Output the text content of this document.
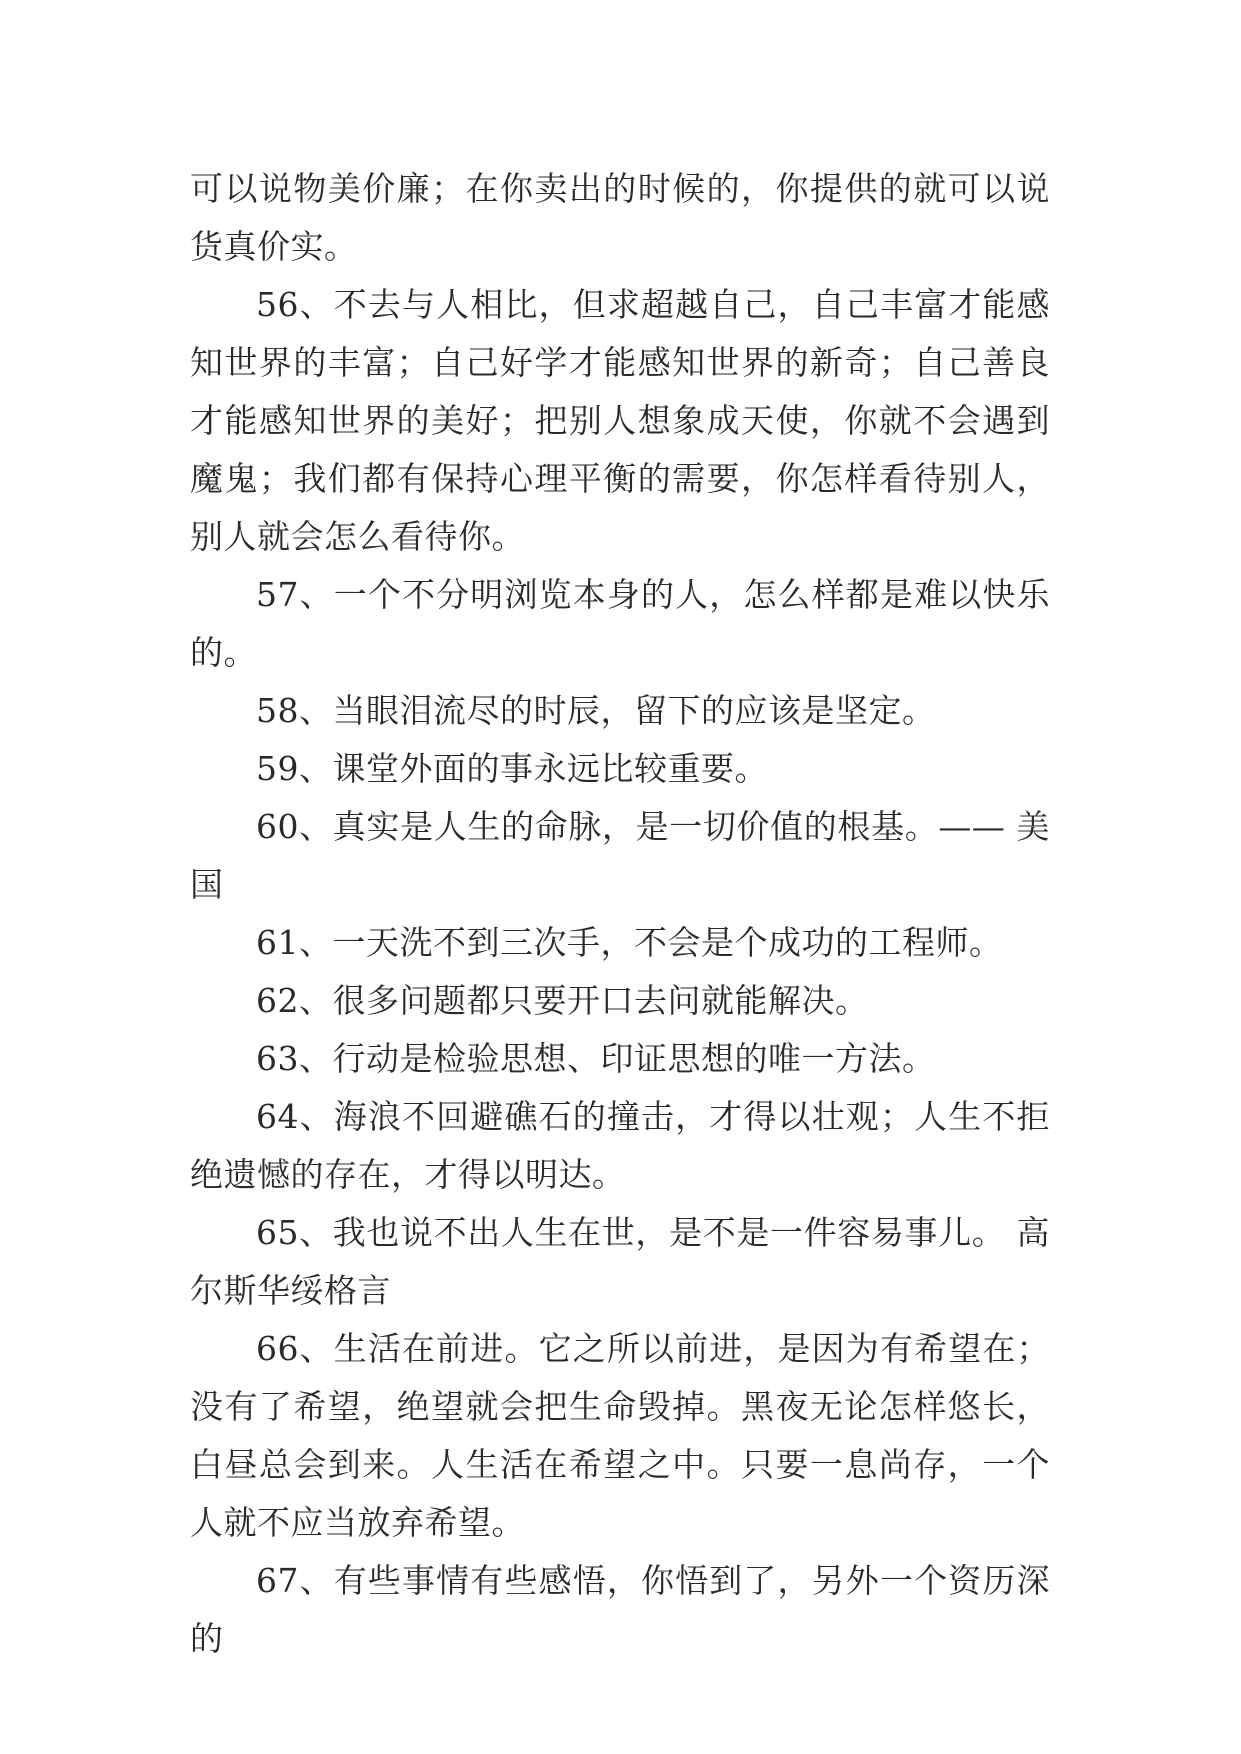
可以说物美价廉；在你卖出的时候的，你提供的就可以说货真价实。

56、不去与人相比，但求超越自己，自己丰富才能感知世界的丰富；自己好学才能感知世界的新奇；自己善良才能感知世界的美好；把别人想象成天使，你就不会遇到魔鬼；我们都有保持心理平衡的需要，你怎样看待别人，别人就会怎么看待你。

57、一个不分明浏览本身的人，怎么样都是难以快乐的。

58、当眼泪流尽的时辰，留下的应该是坚定。

59、课堂外面的事永远比较重要。

60、真实是人生的命脉，是一切价值的根基。—— 美国

61、一天洗不到三次手，不会是个成功的工程师。

62、很多问题都只要开口去问就能解决。

63、行动是检验思想、印证思想的唯一方法。

64、海浪不回避礁石的撞击，才得以壮观；人生不拒绝遗憾的存在，才得以明达。

65、我也说不出人生在世，是不是一件容易事儿。 高尔斯华绥格言

66、生活在前进。它之所以前进，是因为有希望在；没有了希望，绝望就会把生命毁掉。黑夜无论怎样悠长，白昼总会到来。人生活在希望之中。只要一息尚存，一个人就不应当放弃希望。

67、有些事情有些感悟，你悟到了，另外一个资历深的
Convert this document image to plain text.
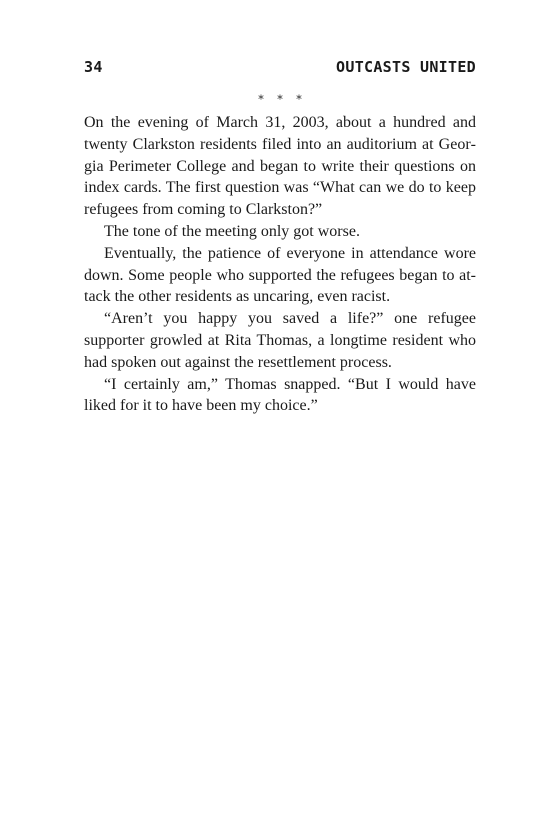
34	OUTCASTS UNITED
* * *

On the evening of March 31, 2003, about a hundred and twenty Clarkston residents filed into an auditorium at Georgia Perimeter College and began to write their questions on index cards. The first question was “What can we do to keep refugees from coming to Clarkston?”

The tone of the meeting only got worse.

Eventually, the patience of everyone in attendance wore down. Some people who supported the refugees began to attack the other residents as uncaring, even racist.

“Aren’t you happy you saved a life?” one refugee supporter growled at Rita Thomas, a longtime resident who had spoken out against the resettlement process.

“I certainly am,” Thomas snapped. “But I would have liked for it to have been my choice.”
┄┄┄┄┄┄┄┄┄┄┄┄┄┄┄┄┄┄┄┄
• **TO DO**: From the entries, copy out each line containing the word "this".

• **TASK RESULT**:
Output the text content of this document.
Convert this document image to plain text.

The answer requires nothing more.